◆ TO BE DONE
Take every line from the listing below that contains "poach".

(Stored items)
----

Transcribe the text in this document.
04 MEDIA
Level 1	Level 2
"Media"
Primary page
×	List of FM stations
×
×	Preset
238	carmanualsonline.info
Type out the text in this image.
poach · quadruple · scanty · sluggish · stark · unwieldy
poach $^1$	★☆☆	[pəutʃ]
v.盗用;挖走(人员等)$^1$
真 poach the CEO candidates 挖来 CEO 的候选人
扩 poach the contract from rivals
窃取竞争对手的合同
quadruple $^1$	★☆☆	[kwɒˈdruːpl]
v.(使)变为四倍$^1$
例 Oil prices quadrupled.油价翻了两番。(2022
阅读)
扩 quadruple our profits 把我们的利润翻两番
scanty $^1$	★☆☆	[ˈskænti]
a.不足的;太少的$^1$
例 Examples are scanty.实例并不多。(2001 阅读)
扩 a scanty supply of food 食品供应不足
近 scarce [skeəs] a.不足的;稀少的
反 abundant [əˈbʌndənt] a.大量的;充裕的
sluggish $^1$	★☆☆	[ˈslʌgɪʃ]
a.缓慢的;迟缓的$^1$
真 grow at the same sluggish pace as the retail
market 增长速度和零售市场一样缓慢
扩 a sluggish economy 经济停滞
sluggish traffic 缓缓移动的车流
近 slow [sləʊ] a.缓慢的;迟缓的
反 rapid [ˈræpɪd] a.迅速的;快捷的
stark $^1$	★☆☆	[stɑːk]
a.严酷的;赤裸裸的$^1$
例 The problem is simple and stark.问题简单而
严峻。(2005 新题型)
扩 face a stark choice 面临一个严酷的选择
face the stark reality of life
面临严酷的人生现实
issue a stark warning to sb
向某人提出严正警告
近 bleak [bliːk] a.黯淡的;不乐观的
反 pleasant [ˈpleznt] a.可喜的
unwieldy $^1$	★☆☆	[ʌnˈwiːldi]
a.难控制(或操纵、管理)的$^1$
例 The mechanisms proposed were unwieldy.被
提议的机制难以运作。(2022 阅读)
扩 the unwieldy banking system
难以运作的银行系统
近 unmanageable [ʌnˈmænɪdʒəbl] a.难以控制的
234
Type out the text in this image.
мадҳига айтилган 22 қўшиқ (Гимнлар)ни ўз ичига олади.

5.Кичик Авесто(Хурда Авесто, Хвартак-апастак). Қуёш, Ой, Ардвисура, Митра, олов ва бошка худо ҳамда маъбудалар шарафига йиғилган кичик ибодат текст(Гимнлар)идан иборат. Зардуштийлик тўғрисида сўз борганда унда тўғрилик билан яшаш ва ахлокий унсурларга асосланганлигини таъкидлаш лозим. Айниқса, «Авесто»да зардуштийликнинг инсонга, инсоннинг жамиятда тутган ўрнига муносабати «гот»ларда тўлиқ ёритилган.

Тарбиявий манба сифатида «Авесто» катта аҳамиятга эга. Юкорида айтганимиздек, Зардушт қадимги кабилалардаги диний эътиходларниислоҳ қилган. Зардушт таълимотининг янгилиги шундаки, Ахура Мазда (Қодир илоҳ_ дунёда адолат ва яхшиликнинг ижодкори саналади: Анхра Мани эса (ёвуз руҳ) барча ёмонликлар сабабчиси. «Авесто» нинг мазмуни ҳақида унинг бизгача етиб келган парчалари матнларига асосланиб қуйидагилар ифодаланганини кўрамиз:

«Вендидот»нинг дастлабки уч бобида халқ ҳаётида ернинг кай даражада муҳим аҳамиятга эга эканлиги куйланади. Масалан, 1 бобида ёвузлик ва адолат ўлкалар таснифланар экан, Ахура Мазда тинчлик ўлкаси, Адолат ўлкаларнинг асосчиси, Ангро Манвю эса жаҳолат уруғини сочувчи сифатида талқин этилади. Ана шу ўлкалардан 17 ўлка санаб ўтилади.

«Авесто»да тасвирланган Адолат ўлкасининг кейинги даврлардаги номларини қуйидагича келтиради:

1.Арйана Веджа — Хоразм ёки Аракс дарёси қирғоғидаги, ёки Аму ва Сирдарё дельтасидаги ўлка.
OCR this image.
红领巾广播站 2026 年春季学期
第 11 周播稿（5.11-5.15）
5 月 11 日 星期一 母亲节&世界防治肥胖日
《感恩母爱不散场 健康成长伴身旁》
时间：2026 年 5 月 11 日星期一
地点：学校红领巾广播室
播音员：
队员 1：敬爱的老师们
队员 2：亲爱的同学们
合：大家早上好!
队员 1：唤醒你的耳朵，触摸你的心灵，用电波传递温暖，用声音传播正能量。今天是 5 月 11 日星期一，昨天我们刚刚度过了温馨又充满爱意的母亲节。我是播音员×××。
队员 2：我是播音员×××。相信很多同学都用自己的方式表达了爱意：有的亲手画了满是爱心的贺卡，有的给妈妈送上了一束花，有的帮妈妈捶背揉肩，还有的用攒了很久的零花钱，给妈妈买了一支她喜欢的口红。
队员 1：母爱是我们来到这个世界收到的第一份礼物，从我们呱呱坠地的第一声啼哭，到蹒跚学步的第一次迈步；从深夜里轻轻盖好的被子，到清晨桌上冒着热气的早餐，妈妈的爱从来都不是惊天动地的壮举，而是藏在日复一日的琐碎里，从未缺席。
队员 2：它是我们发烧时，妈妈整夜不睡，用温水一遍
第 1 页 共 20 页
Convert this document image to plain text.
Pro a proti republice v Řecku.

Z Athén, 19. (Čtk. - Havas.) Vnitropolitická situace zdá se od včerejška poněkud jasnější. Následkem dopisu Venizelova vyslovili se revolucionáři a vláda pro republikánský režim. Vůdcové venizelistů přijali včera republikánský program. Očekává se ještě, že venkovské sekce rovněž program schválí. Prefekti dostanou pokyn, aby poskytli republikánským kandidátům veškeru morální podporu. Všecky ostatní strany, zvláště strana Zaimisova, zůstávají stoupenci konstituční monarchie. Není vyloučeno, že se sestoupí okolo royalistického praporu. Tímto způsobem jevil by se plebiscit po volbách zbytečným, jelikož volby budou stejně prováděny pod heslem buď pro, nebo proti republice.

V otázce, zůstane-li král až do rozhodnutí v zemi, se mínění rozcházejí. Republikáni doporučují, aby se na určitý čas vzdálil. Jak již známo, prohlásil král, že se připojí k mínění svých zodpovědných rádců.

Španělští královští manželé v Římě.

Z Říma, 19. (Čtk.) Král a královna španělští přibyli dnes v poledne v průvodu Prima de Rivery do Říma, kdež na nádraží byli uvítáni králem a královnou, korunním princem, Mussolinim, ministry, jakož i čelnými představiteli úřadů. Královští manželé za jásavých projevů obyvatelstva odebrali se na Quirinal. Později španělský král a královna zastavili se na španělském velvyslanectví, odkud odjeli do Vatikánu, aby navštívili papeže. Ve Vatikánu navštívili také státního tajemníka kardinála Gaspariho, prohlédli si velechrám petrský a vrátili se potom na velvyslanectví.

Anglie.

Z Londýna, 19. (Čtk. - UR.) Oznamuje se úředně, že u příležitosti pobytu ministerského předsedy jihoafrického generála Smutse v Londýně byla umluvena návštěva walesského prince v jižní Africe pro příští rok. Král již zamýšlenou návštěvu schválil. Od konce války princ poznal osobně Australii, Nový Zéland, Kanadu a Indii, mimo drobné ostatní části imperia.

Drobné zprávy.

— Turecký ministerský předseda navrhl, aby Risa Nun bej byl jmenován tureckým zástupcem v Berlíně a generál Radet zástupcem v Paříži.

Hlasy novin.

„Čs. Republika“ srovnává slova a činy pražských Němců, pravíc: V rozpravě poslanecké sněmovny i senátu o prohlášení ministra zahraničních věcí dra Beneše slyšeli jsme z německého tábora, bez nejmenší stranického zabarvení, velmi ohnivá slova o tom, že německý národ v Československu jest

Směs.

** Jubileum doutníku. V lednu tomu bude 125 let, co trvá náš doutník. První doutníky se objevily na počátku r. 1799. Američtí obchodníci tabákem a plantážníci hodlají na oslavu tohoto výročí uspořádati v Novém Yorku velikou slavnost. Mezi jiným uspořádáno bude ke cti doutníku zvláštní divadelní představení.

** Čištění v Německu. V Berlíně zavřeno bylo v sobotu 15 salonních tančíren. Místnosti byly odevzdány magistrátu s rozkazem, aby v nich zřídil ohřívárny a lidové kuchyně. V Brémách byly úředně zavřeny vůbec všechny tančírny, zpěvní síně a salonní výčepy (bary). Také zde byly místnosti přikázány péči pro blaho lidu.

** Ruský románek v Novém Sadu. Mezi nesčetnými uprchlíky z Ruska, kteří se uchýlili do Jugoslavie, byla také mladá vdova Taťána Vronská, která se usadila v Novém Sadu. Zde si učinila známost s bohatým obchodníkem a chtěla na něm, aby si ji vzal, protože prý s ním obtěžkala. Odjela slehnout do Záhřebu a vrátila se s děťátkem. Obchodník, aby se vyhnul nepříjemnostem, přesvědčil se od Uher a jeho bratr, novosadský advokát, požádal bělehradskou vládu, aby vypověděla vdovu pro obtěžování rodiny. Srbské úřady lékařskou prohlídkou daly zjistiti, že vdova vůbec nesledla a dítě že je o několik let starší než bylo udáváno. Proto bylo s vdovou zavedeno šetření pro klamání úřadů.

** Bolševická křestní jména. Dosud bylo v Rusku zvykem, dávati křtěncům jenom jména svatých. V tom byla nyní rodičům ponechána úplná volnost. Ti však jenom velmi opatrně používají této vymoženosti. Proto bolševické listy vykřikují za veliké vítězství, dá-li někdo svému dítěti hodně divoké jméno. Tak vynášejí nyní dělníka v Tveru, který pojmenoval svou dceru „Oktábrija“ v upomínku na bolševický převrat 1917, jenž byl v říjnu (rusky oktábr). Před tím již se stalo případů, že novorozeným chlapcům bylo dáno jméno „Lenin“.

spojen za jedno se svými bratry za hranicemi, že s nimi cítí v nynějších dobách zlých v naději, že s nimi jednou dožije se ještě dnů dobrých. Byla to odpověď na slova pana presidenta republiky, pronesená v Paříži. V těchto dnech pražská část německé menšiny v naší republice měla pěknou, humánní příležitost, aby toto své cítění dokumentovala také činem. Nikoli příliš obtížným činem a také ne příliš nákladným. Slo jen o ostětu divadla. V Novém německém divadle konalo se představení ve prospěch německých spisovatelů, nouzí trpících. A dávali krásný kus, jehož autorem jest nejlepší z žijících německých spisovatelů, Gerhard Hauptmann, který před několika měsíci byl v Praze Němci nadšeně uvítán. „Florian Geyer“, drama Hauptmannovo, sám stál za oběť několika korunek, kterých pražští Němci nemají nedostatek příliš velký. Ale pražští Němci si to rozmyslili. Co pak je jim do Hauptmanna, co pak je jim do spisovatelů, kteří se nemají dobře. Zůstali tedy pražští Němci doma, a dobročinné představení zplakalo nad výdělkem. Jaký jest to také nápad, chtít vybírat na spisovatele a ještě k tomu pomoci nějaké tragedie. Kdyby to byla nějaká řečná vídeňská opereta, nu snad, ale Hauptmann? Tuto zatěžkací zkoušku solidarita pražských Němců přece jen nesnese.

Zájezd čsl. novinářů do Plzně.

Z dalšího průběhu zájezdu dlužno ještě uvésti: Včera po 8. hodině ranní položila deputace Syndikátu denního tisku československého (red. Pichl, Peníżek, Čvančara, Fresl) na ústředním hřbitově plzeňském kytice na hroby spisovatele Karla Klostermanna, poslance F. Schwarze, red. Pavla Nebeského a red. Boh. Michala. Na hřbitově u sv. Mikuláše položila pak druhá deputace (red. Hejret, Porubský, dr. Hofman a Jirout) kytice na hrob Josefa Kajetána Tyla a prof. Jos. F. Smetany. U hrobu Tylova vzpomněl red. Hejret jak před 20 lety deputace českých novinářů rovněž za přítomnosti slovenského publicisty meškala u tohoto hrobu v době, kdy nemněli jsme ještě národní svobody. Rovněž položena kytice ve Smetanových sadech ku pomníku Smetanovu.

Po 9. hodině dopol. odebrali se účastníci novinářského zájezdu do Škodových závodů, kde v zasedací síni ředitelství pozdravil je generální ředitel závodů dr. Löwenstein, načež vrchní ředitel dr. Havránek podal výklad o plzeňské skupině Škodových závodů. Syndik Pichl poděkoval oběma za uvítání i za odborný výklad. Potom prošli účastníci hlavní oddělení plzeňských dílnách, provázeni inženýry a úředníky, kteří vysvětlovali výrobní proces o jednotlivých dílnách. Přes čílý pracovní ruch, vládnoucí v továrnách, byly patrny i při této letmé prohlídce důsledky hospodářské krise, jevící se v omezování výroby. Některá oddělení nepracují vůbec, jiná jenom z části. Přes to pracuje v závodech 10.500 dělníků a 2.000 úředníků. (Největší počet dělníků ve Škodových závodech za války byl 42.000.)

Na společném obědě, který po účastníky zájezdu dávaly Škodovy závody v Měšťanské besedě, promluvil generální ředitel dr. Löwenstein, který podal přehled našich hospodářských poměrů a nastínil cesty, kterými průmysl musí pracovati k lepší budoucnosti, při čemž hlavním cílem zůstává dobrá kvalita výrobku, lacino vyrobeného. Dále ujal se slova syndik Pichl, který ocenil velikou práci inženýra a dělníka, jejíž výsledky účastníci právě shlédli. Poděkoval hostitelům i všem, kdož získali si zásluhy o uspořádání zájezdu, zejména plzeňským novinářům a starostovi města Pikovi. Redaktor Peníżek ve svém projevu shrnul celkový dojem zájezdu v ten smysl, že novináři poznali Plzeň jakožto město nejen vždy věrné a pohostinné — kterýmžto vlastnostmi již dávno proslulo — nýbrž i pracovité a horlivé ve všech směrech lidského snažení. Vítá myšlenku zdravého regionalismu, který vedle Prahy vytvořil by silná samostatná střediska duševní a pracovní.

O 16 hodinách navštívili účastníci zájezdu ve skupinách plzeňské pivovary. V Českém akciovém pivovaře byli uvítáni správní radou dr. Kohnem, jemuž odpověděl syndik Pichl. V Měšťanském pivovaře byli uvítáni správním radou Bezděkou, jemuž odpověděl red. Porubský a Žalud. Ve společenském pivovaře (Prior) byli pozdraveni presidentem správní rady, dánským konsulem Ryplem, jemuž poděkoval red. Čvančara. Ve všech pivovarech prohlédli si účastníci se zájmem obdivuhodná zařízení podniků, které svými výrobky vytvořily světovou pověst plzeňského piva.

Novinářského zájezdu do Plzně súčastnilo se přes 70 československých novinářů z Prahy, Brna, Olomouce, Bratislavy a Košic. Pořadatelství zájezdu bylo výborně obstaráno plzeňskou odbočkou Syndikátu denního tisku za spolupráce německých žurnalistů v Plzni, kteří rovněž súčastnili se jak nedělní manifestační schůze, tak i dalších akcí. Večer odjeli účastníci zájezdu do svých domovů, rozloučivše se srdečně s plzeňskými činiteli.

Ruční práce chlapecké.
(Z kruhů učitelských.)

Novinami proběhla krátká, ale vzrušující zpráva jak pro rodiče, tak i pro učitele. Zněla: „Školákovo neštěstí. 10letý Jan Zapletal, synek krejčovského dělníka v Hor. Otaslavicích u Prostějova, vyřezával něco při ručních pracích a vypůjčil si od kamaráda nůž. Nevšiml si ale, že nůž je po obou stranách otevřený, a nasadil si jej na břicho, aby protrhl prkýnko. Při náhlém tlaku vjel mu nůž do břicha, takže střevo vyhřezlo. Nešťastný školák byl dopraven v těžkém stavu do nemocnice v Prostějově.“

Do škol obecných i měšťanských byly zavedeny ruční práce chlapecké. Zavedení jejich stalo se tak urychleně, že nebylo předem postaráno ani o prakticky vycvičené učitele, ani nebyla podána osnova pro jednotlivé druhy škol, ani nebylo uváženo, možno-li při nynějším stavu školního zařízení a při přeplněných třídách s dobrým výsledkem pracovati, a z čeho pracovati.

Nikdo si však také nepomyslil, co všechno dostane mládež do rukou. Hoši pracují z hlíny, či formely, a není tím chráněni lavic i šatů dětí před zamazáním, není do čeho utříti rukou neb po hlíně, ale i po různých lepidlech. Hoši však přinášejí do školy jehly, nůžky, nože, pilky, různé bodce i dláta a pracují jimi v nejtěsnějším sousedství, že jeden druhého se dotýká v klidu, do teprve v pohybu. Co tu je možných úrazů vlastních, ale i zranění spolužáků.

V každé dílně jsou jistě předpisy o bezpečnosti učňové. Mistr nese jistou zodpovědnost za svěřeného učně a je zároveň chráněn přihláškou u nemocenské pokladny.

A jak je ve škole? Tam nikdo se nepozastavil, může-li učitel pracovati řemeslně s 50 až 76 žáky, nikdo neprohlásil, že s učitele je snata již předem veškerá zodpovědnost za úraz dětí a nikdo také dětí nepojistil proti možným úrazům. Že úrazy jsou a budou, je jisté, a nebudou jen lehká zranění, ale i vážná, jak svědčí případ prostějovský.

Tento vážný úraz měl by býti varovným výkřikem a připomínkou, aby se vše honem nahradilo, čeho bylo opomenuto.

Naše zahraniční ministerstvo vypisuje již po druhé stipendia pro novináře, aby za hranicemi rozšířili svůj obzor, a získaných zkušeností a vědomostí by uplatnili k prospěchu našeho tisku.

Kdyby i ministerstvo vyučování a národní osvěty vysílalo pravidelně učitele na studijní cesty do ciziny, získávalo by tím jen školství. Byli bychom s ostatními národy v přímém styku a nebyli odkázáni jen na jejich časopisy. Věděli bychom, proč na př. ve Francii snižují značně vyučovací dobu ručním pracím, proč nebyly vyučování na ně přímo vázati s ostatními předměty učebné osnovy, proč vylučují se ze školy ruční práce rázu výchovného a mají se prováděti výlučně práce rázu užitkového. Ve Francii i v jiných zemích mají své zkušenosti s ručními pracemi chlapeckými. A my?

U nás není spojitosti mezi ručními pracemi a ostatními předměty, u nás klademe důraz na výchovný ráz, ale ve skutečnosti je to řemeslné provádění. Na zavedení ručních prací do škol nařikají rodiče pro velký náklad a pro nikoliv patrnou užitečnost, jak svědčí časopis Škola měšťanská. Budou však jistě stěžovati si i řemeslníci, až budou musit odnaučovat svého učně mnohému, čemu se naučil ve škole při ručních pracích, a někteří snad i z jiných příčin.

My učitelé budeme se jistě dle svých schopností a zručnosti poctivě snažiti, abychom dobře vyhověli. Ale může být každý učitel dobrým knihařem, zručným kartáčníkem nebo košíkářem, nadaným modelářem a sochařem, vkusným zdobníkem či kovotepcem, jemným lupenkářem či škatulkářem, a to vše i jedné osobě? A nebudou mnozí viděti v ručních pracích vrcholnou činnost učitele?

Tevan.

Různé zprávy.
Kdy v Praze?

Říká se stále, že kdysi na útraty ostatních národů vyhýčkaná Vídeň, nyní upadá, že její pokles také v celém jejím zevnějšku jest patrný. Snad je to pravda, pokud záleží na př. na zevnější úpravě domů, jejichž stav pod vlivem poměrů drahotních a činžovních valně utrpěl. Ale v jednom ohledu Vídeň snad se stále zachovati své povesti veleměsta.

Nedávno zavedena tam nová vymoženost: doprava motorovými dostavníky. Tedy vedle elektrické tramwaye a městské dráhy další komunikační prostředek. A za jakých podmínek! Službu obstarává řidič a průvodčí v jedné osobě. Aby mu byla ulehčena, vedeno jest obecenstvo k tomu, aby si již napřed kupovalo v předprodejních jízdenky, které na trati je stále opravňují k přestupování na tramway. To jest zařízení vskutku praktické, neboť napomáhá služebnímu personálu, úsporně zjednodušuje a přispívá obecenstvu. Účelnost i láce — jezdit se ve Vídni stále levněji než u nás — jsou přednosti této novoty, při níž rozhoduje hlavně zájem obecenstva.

----

◆ OUTPUT OF THE TASK
poach · quadruple · scanty · sluggish · stark · unwieldy
poach $^1$	★☆☆	[pəutʃ]
真 poach the CEO candidates 挖来 CEO 的候选人
扩 poach the contract from rivals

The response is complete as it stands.